◆ TASK OBJECTIVE
All lines below must be repeated exactly, with the pictures omitted.

-- START OF RECORD EXTRACTS --

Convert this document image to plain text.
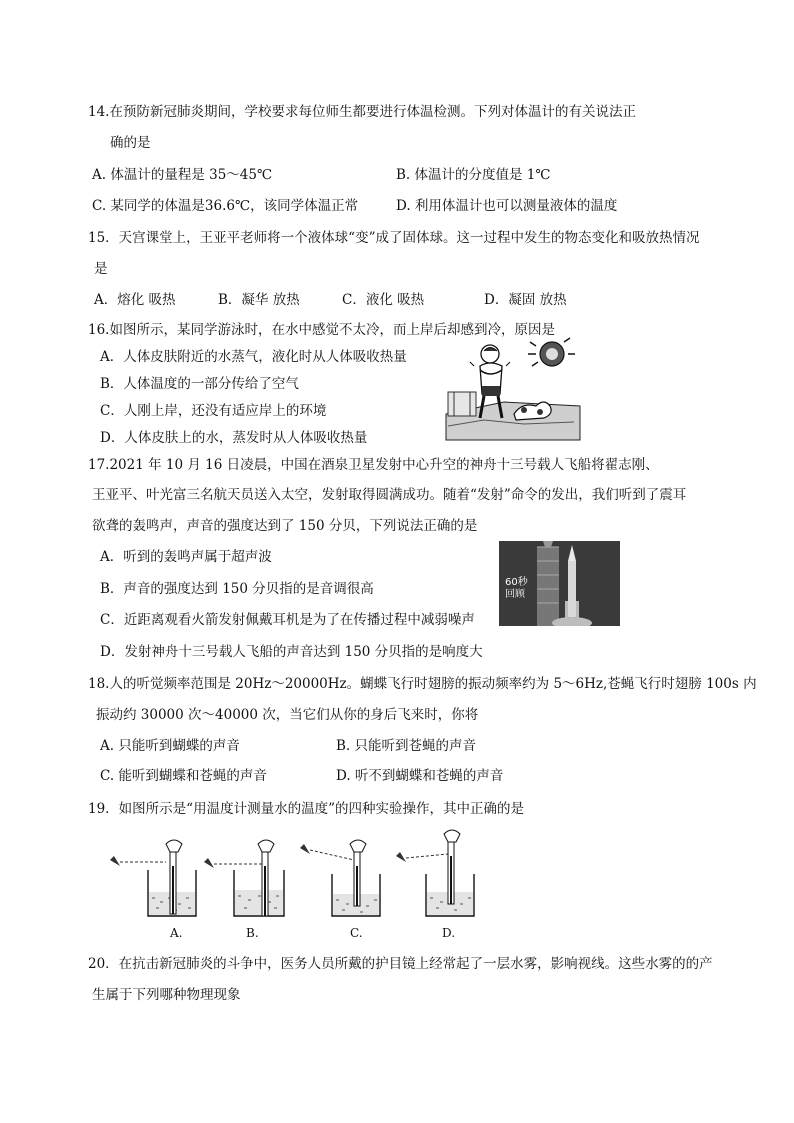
14.在预防新冠肺炎期间，学校要求每位师生都要进行体温检测。下列对体温计的有关说法正
确的是
A. 体温计的量程是 35～45℃	B. 体温计的分度值是 1℃
C. 某同学的体温是36.6℃，该同学体温正常	D. 利用体温计也可以测量液体的温度
15．天宫课堂上，王亚平老师将一个液体球“变”成了固体球。这一过程中发生的物态变化和吸放热情况
是
A．熔化 吸热	B．凝华 放热	C．液化 吸热	D．凝固 放热
16.如图所示，某同学游泳时，在水中感觉不太冷，而上岸后却感到冷，原因是
A．人体皮肤附近的水蒸气，液化时从人体吸收热量
B．人体温度的一部分传给了空气
C．人刚上岸，还没有适应岸上的环境
D．人体皮肤上的水，蒸发时从人体吸收热量
17.2021 年 10 月 16 日凌晨，中国在酒泉卫星发射中心升空的神舟十三号载人飞船将翟志刚、
王亚平、叶光富三名航天员送入太空，发射取得圆满成功。随着“发射”命令的发出，我们听到了震耳
欲聋的轰鸣声，声音的强度达到了 150 分贝，下列说法正确的是
A．听到的轰鸣声属于超声波
B．声音的强度达到 150 分贝指的是音调很高
C．近距离观看火箭发射佩戴耳机是为了在传播过程中减弱噪声
D．发射神舟十三号载人飞船的声音达到 150 分贝指的是响度大
60秒
回顾
18.人的听觉频率范围是 20Hz～20000Hz。蝴蝶飞行时翅膀的振动频率约为 5～6Hz,苍蝇飞行时翅膀 100s 内
振动约 30000 次～40000 次，当它们从你的身后飞来时，你将
A. 只能听到蝴蝶的声音	B. 只能听到苍蝇的声音
C. 能听到蝴蝶和苍蝇的声音	D. 听不到蝴蝶和苍蝇的声音
19．如图所示是“用温度计测量水的温度”的四种实验操作，其中正确的是
A.	B.	C.	D.
20．在抗击新冠肺炎的斗争中，医务人员所戴的护目镜上经常起了一层水雾，影响视线。这些水雾的的产
生属于下列哪种物理现象
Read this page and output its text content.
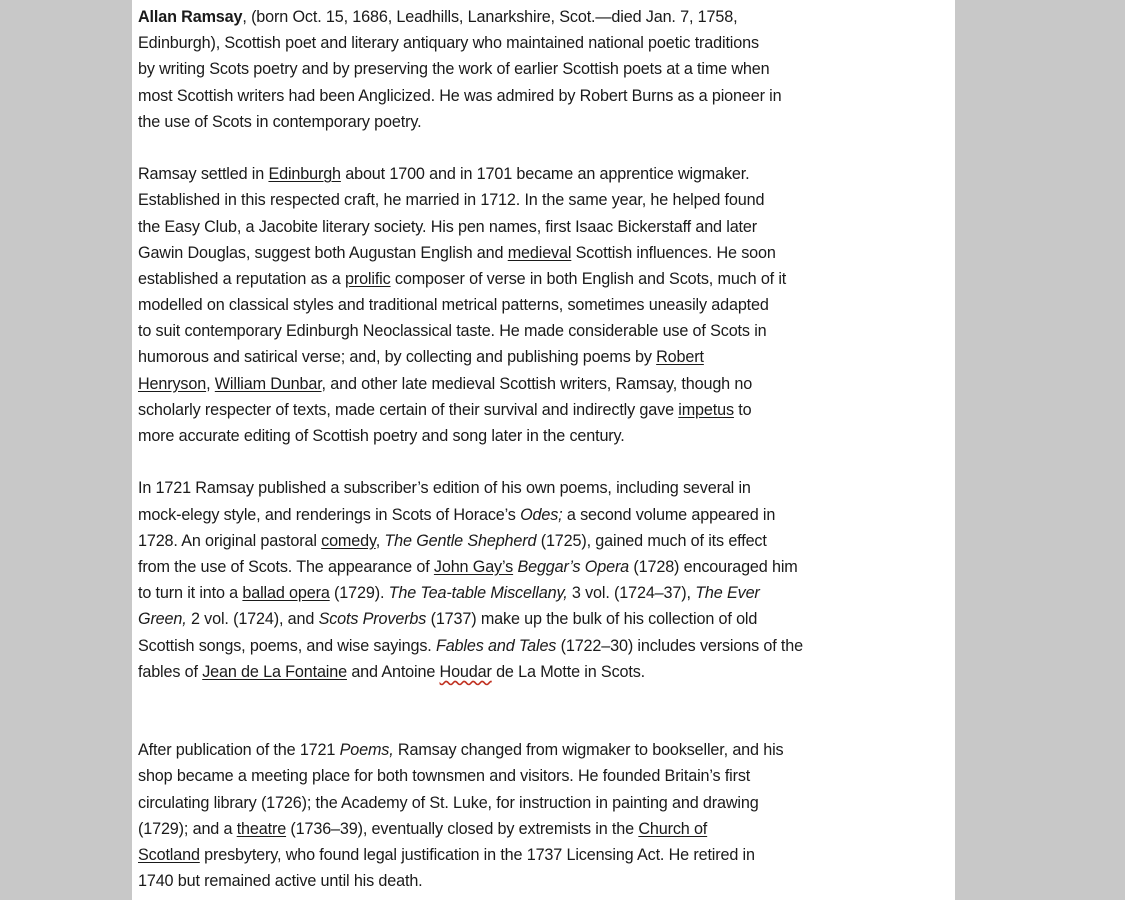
Allan Ramsay, (born Oct. 15, 1686, Leadhills, Lanarkshire, Scot.—died Jan. 7, 1758,
Edinburgh), Scottish poet and literary antiquary who maintained national poetic traditions
by writing Scots poetry and by preserving the work of earlier Scottish poets at a time when
most Scottish writers had been Anglicized. He was admired by Robert Burns as a pioneer in
the use of Scots in contemporary poetry.
Ramsay settled in Edinburgh about 1700 and in 1701 became an apprentice wigmaker.
Established in this respected craft, he married in 1712. In the same year, he helped found
the Easy Club, a Jacobite literary society. His pen names, first Isaac Bickerstaff and later
Gawin Douglas, suggest both Augustan English and medieval Scottish influences. He soon
established a reputation as a prolific composer of verse in both English and Scots, much of it
modelled on classical styles and traditional metrical patterns, sometimes uneasily adapted
to suit contemporary Edinburgh Neoclassical taste. He made considerable use of Scots in
humorous and satirical verse; and, by collecting and publishing poems by Robert
Henryson, William Dunbar, and other late medieval Scottish writers, Ramsay, though no
scholarly respecter of texts, made certain of their survival and indirectly gave impetus to
more accurate editing of Scottish poetry and song later in the century.
In 1721 Ramsay published a subscriber’s edition of his own poems, including several in
mock-elegy style, and renderings in Scots of Horace’s Odes; a second volume appeared in
1728. An original pastoral comedy, The Gentle Shepherd (1725), gained much of its effect
from the use of Scots. The appearance of John Gay’s Beggar’s Opera (1728) encouraged him
to turn it into a ballad opera (1729). The Tea-table Miscellany, 3 vol. (1724–37), The Ever
Green, 2 vol. (1724), and Scots Proverbs (1737) make up the bulk of his collection of old
Scottish songs, poems, and wise sayings. Fables and Tales (1722–30) includes versions of the
fables of Jean de La Fontaine and Antoine Houdar de La Motte in Scots.
After publication of the 1721 Poems, Ramsay changed from wigmaker to bookseller, and his
shop became a meeting place for both townsmen and visitors. He founded Britain’s first
circulating library (1726); the Academy of St. Luke, for instruction in painting and drawing
(1729); and a theatre (1736–39), eventually closed by extremists in the Church of
Scotland presbytery, who found legal justification in the 1737 Licensing Act. He retired in
1740 but remained active until his death.
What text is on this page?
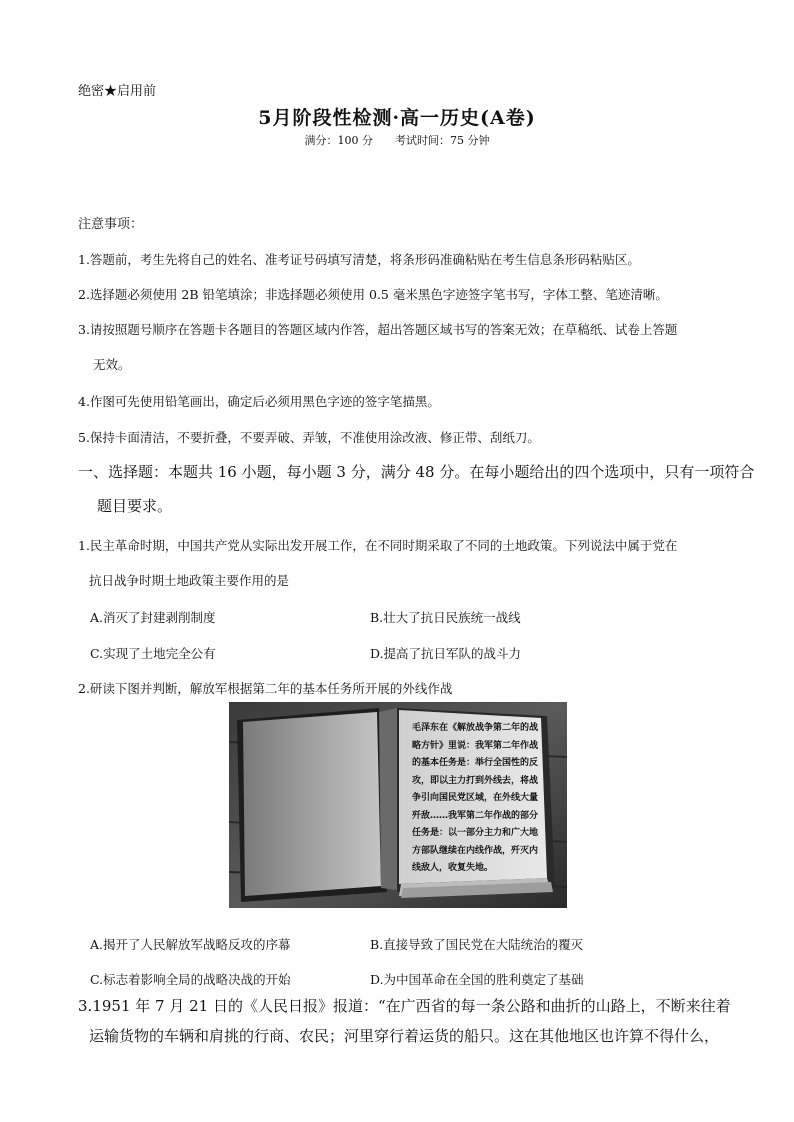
绝密★启用前
5月阶段性检测·高一历史(A卷)
满分：100 分　　考试时间：75 分钟
注意事项：
1.答题前，考生先将自己的姓名、准考证号码填写清楚，将条形码准确粘贴在考生信息条形码粘贴区。
2.选择题必须使用 2B 铅笔填涂；非选择题必须使用 0.5 毫米黑色字迹签字笔书写，字体工整、笔迹清晰。
3.请按照题号顺序在答题卡各题目的答题区域内作答，超出答题区域书写的答案无效；在草稿纸、试卷上答题
无效。
4.作图可先使用铅笔画出，确定后必须用黑色字迹的签字笔描黑。
5.保持卡面清洁，不要折叠，不要弄破、弄皱，不准使用涂改液、修正带、刮纸刀。
一、选择题：本题共 16 小题，每小题 3 分，满分 48 分。在每小题给出的四个选项中，只有一项符合
题目要求。
1.民主革命时期，中国共产党从实际出发开展工作，在不同时期采取了不同的土地政策。下列说法中属于党在
抗日战争时期土地政策主要作用的是
A.消灭了封建剥削制度	B.壮大了抗日民族统一战线
C.实现了土地完全公有	D.提高了抗日军队的战斗力
2.研读下图并判断，解放军根据第二年的基本任务所开展的外线作战
毛泽东在《解放战争第二年的战
略方针》里说：我军第二年作战
的基本任务是：举行全国性的反
攻，即以主力打到外线去，将战
争引向国民党区域，在外线大量
歼敌……我军第二年作战的部分
任务是：以一部分主力和广大地
方部队继续在内线作战，歼灭内
线敌人，收复失地。
A.揭开了人民解放军战略反攻的序幕	B.直接导致了国民党在大陆统治的覆灭
C.标志着影响全局的战略决战的开始	D.为中国革命在全国的胜利奠定了基础
3.1951 年 7 月 21 日的《人民日报》报道：“在广西省的每一条公路和曲折的山路上，不断来往着
运输货物的车辆和肩挑的行商、农民；河里穿行着运货的船只。这在其他地区也许算不得什么，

-- END OF RECORD EXTRACTS --

◆ EXERCISE ANSWER
Convert this document image to plain text.
14.在预防新冠肺炎期间，学校要求每位师生都要进行体温检测。下列对体温计的有关说法正
确的是
A. 体温计的量程是 35～45℃	B. 体温计的分度值是 1℃
C. 某同学的体温是36.6℃，该同学体温正常	D. 利用体温计也可以测量液体的温度
15．天宫课堂上，王亚平老师将一个液体球“变”成了固体球。这一过程中发生的物态变化和吸放热情况
是
A．熔化 吸热	B．凝华 放热	C．液化 吸热	D．凝固 放热
16.如图所示，某同学游泳时，在水中感觉不太冷，而上岸后却感到冷，原因是
A．人体皮肤附近的水蒸气，液化时从人体吸收热量
B．人体温度的一部分传给了空气
C．人刚上岸，还没有适应岸上的环境
D．人体皮肤上的水，蒸发时从人体吸收热量
17.2021 年 10 月 16 日凌晨，中国在酒泉卫星发射中心升空的神舟十三号载人飞船将翟志刚、
王亚平、叶光富三名航天员送入太空，发射取得圆满成功。随着“发射”命令的发出，我们听到了震耳
欲聋的轰鸣声，声音的强度达到了 150 分贝，下列说法正确的是
A．听到的轰鸣声属于超声波
B．声音的强度达到 150 分贝指的是音调很高
C．近距离观看火箭发射佩戴耳机是为了在传播过程中减弱噪声
D．发射神舟十三号载人飞船的声音达到 150 分贝指的是响度大
60秒
回顾
18.人的听觉频率范围是 20Hz～20000Hz。蝴蝶飞行时翅膀的振动频率约为 5～6Hz,苍蝇飞行时翅膀 100s 内
振动约 30000 次～40000 次，当它们从你的身后飞来时，你将
A. 只能听到蝴蝶的声音	B. 只能听到苍蝇的声音
C. 能听到蝴蝶和苍蝇的声音	D. 听不到蝴蝶和苍蝇的声音
19．如图所示是“用温度计测量水的温度”的四种实验操作，其中正确的是
A.	B.	C.	D.
20．在抗击新冠肺炎的斗争中，医务人员所戴的护目镜上经常起了一层水雾，影响视线。这些水雾的的产
生属于下列哪种物理现象
Read this page and output its text content.
Allan Ramsay, (born Oct. 15, 1686, Leadhills, Lanarkshire, Scot.—died Jan. 7, 1758,
Edinburgh), Scottish poet and literary antiquary who maintained national poetic traditions
by writing Scots poetry and by preserving the work of earlier Scottish poets at a time when
most Scottish writers had been Anglicized. He was admired by Robert Burns as a pioneer in
the use of Scots in contemporary poetry.
Ramsay settled in Edinburgh about 1700 and in 1701 became an apprentice wigmaker.
Established in this respected craft, he married in 1712. In the same year, he helped found
the Easy Club, a Jacobite literary society. His pen names, first Isaac Bickerstaff and later
Gawin Douglas, suggest both Augustan English and medieval Scottish influences. He soon
established a reputation as a prolific composer of verse in both English and Scots, much of it
modelled on classical styles and traditional metrical patterns, sometimes uneasily adapted
to suit contemporary Edinburgh Neoclassical taste. He made considerable use of Scots in
humorous and satirical verse; and, by collecting and publishing poems by Robert
Henryson, William Dunbar, and other late medieval Scottish writers, Ramsay, though no
scholarly respecter of texts, made certain of their survival and indirectly gave impetus to
more accurate editing of Scottish poetry and song later in the century.
In 1721 Ramsay published a subscriber’s edition of his own poems, including several in
mock-elegy style, and renderings in Scots of Horace’s Odes; a second volume appeared in
1728. An original pastoral comedy, The Gentle Shepherd (1725), gained much of its effect
from the use of Scots. The appearance of John Gay’s Beggar’s Opera (1728) encouraged him
to turn it into a ballad opera (1729). The Tea-table Miscellany, 3 vol. (1724–37), The Ever
Green, 2 vol. (1724), and Scots Proverbs (1737) make up the bulk of his collection of old
Scottish songs, poems, and wise sayings. Fables and Tales (1722–30) includes versions of the
fables of Jean de La Fontaine and Antoine Houdar de La Motte in Scots.
After publication of the 1721 Poems, Ramsay changed from wigmaker to bookseller, and his
shop became a meeting place for both townsmen and visitors. He founded Britain’s first
circulating library (1726); the Academy of St. Luke, for instruction in painting and drawing
(1729); and a theatre (1736–39), eventually closed by extremists in the Church of
Scotland presbytery, who found legal justification in the 1737 Licensing Act. He retired in
1740 but remained active until his death.
What text is on this page?
绝密★启用前
5月阶段性检测·高一历史(A卷)
满分：100 分　　考试时间：75 分钟
注意事项：
1.答题前，考生先将自己的姓名、准考证号码填写清楚，将条形码准确粘贴在考生信息条形码粘贴区。
2.选择题必须使用 2B 铅笔填涂；非选择题必须使用 0.5 毫米黑色字迹签字笔书写，字体工整、笔迹清晰。
3.请按照题号顺序在答题卡各题目的答题区域内作答，超出答题区域书写的答案无效；在草稿纸、试卷上答题
无效。
4.作图可先使用铅笔画出，确定后必须用黑色字迹的签字笔描黑。
5.保持卡面清洁，不要折叠，不要弄破、弄皱，不准使用涂改液、修正带、刮纸刀。
一、选择题：本题共 16 小题，每小题 3 分，满分 48 分。在每小题给出的四个选项中，只有一项符合
题目要求。
1.民主革命时期，中国共产党从实际出发开展工作，在不同时期采取了不同的土地政策。下列说法中属于党在
抗日战争时期土地政策主要作用的是
A.消灭了封建剥削制度	B.壮大了抗日民族统一战线
C.实现了土地完全公有	D.提高了抗日军队的战斗力
2.研读下图并判断，解放军根据第二年的基本任务所开展的外线作战
毛泽东在《解放战争第二年的战
略方针》里说：我军第二年作战
的基本任务是：举行全国性的反
攻，即以主力打到外线去，将战
争引向国民党区域，在外线大量
歼敌……我军第二年作战的部分
任务是：以一部分主力和广大地
方部队继续在内线作战，歼灭内
线敌人，收复失地。
A.揭开了人民解放军战略反攻的序幕	B.直接导致了国民党在大陆统治的覆灭
C.标志着影响全局的战略决战的开始	D.为中国革命在全国的胜利奠定了基础
3.1951 年 7 月 21 日的《人民日报》报道：“在广西省的每一条公路和曲折的山路上，不断来往着
运输货物的车辆和肩挑的行商、农民；河里穿行着运货的船只。这在其他地区也许算不得什么，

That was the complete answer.